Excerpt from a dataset

-----

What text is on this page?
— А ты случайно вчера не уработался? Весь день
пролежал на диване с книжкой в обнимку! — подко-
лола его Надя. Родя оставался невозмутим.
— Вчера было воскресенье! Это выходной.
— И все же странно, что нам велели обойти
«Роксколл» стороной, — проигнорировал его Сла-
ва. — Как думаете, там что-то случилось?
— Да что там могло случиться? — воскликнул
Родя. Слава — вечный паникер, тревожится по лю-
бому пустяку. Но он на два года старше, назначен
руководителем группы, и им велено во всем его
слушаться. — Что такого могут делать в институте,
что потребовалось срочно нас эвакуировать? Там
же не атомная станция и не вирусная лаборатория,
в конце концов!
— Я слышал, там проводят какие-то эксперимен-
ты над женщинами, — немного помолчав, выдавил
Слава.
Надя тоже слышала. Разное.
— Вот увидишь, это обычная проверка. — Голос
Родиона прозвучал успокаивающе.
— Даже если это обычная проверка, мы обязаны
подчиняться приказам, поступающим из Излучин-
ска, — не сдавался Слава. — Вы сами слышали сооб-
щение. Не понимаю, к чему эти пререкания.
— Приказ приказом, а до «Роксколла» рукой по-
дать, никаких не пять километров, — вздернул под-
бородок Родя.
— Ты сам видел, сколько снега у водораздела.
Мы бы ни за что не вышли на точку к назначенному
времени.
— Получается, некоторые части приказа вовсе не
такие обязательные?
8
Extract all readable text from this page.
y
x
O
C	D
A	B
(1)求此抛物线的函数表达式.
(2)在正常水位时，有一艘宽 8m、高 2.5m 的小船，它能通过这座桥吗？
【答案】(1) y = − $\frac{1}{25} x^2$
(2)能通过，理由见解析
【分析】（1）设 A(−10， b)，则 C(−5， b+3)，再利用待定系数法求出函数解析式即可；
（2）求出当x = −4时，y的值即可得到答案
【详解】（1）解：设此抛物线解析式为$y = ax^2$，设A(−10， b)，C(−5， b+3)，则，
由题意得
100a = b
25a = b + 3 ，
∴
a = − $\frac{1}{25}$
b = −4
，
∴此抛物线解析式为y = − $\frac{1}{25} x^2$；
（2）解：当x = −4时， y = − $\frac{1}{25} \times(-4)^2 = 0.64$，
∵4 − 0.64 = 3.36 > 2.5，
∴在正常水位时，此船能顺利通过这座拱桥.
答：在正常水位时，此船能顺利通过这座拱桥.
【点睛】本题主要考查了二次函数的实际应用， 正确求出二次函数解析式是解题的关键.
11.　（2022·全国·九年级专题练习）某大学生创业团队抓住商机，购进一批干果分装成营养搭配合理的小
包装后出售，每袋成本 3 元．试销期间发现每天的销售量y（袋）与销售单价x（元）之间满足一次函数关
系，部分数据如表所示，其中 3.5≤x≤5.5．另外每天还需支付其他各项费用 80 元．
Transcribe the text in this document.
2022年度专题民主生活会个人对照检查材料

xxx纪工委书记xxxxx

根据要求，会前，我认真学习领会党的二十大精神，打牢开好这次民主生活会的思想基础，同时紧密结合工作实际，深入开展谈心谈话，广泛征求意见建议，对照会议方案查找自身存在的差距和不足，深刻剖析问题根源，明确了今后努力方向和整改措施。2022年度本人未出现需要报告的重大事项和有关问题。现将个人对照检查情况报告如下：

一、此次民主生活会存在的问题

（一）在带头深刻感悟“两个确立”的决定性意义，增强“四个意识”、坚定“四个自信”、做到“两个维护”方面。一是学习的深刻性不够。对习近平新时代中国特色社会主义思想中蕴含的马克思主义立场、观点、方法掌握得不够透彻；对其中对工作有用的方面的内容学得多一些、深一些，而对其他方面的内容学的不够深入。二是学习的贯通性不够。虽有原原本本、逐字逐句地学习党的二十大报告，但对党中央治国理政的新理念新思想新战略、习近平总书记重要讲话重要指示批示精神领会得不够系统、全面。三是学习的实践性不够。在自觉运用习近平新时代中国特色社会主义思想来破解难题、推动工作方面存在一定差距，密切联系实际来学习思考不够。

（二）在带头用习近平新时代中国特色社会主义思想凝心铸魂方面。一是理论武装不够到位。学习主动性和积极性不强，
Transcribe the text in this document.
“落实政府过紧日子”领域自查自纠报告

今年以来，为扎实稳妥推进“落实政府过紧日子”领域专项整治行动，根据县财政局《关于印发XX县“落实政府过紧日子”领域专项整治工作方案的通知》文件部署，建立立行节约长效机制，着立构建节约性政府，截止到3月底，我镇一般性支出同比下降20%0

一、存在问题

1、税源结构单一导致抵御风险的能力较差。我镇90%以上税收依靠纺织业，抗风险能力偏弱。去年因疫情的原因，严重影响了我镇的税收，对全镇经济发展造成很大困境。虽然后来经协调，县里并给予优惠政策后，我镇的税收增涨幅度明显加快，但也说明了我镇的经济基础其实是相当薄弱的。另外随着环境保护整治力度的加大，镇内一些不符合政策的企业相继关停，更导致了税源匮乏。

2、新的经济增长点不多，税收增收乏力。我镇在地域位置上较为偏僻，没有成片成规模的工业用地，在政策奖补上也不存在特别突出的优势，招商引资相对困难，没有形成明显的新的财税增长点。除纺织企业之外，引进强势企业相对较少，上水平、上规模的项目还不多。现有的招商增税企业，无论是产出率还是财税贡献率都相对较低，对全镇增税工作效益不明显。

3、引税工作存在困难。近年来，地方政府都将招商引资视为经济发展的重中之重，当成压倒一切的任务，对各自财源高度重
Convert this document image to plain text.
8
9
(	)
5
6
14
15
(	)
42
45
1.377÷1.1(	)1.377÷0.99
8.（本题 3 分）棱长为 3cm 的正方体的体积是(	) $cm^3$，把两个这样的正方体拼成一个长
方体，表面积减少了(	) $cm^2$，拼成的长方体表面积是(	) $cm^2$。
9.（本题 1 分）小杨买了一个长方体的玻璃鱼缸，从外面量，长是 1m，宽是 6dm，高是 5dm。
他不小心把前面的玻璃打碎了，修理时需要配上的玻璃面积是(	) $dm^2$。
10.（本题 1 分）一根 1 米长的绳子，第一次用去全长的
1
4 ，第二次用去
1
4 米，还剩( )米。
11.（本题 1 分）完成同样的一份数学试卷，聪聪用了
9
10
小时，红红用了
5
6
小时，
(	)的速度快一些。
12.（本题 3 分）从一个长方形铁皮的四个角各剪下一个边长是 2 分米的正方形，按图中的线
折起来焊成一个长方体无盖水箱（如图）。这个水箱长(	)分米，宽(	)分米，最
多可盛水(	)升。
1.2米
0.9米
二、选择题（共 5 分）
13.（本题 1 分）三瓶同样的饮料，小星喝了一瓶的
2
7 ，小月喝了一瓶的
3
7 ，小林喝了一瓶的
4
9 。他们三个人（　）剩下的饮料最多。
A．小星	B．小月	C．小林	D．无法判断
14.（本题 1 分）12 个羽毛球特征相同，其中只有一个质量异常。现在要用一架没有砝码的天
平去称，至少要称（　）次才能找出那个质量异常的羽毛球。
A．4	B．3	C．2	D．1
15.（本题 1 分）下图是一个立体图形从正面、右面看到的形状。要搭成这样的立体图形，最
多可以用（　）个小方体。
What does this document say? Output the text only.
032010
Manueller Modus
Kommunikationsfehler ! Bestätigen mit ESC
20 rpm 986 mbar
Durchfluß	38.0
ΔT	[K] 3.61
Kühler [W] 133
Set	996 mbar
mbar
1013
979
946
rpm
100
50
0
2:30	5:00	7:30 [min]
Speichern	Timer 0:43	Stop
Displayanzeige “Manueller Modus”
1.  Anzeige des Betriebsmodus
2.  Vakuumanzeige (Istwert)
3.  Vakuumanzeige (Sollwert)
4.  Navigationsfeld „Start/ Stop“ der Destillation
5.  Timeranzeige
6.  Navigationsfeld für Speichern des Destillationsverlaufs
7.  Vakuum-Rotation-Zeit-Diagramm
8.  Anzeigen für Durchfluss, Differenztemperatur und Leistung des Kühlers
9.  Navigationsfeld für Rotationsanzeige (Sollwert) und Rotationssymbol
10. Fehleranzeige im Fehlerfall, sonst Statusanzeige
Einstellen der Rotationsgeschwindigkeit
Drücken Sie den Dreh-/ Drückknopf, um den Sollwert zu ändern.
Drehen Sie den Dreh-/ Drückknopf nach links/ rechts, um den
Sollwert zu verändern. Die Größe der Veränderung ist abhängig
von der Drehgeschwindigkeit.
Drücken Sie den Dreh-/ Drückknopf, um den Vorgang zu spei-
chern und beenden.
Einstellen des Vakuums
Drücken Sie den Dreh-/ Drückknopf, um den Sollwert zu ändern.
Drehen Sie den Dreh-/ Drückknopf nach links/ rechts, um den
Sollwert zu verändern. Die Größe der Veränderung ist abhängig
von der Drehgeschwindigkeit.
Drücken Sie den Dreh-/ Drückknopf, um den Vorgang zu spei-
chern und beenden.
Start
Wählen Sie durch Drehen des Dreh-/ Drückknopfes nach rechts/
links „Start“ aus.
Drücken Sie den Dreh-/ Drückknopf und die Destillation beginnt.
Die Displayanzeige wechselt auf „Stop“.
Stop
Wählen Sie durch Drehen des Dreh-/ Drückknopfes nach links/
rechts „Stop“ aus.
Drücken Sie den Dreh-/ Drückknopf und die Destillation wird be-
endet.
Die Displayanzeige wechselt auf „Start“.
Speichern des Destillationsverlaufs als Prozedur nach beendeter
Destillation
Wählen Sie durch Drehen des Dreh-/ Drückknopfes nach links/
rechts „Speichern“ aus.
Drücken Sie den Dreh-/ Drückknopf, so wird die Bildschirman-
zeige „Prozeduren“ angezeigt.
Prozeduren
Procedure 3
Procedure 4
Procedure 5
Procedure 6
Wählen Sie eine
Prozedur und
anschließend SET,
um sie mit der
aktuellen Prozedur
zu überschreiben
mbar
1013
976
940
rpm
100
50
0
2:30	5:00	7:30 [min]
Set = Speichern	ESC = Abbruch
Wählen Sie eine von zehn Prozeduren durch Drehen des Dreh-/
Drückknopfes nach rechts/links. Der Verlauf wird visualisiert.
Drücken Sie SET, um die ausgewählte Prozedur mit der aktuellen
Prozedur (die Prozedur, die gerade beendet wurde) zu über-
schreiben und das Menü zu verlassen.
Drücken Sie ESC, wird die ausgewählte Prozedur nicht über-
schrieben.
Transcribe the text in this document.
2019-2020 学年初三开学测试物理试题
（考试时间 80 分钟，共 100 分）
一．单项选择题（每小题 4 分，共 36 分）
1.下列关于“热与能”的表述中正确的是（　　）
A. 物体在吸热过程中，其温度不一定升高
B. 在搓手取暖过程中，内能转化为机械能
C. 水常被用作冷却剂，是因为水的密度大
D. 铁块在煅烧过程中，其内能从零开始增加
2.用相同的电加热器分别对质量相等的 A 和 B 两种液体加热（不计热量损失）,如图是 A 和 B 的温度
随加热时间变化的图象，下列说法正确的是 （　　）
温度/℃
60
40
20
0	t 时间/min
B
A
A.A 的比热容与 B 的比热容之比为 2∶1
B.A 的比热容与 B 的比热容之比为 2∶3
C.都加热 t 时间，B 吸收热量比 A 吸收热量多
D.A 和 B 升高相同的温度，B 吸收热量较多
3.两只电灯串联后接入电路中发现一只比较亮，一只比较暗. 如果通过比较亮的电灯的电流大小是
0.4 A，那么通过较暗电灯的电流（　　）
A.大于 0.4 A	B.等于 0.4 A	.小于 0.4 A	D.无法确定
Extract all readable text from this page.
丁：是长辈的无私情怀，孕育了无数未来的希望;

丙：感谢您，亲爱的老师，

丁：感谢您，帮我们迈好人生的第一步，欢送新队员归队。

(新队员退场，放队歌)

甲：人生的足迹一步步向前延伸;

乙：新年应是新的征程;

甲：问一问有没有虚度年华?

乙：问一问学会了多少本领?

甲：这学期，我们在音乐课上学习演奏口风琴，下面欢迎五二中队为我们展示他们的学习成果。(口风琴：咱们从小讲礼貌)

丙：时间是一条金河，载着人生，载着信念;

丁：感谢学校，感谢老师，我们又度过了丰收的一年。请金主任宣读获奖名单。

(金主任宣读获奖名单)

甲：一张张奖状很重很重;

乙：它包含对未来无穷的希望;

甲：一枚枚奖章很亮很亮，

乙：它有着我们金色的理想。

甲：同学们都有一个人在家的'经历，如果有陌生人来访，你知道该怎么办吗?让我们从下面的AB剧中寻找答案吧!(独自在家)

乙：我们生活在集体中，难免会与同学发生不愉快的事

-----

=== What you need to do ===
Going through the entries above, tally each line that has the word "wechselt". Answer with the number only.

=== The output ===
2